[start of Given information]

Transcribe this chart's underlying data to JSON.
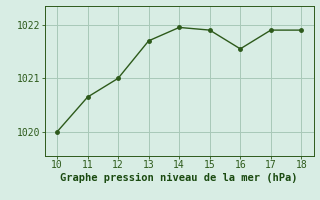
{
  "x": [
    10,
    11,
    12,
    13,
    14,
    15,
    16,
    17,
    18
  ],
  "y": [
    1020.0,
    1020.65,
    1021.0,
    1021.7,
    1021.95,
    1021.9,
    1021.55,
    1021.9,
    1021.9
  ],
  "line_color": "#2d5a1b",
  "bg_color": "#d8ede4",
  "grid_color": "#a8c8b8",
  "xlabel": "Graphe pression niveau de la mer (hPa)",
  "xlabel_color": "#1a4a10",
  "tick_color": "#2d5a1b",
  "xlim": [
    9.6,
    18.4
  ],
  "ylim": [
    1019.55,
    1022.35
  ],
  "xticks": [
    10,
    11,
    12,
    13,
    14,
    15,
    16,
    17,
    18
  ],
  "yticks": [
    1020,
    1021,
    1022
  ],
  "marker_size": 2.5,
  "line_width": 1.0,
  "xlabel_fontsize": 7.5,
  "tick_fontsize": 7.0
}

[end of Given information]

- Problem description -
Pictures are excluded; copy every other part of the records exactly.

- In response -
Transcribe this chart's underlying data to JSON.
{
  "x": [
    10,
    11,
    12,
    13,
    14,
    15,
    16,
    17,
    18
  ],
  "y": [
    1020.0,
    1020.65,
    1021.0,
    1021.7,
    1021.95,
    1021.9,
    1021.55,
    1021.9,
    1021.9
  ],
  "line_color": "#2d5a1b",
  "bg_color": "#d8ede4",
  "grid_color": "#a8c8b8",
  "xlabel": "Graphe pression niveau de la mer (hPa)",
  "xlabel_color": "#1a4a10",
  "tick_color": "#2d5a1b",
  "xlim": [
    9.6,
    18.4
  ],
  "ylim": [
    1019.55,
    1022.35
  ],
  "xticks": [
    10,
    11,
    12,
    13,
    14,
    15,
    16,
    17,
    18
  ],
  "yticks": [
    1020,
    1021,
    1022
  ],
  "marker_size": 2.5,
  "line_width": 1.0,
  "xlabel_fontsize": 7.5,
  "tick_fontsize": 7.0
}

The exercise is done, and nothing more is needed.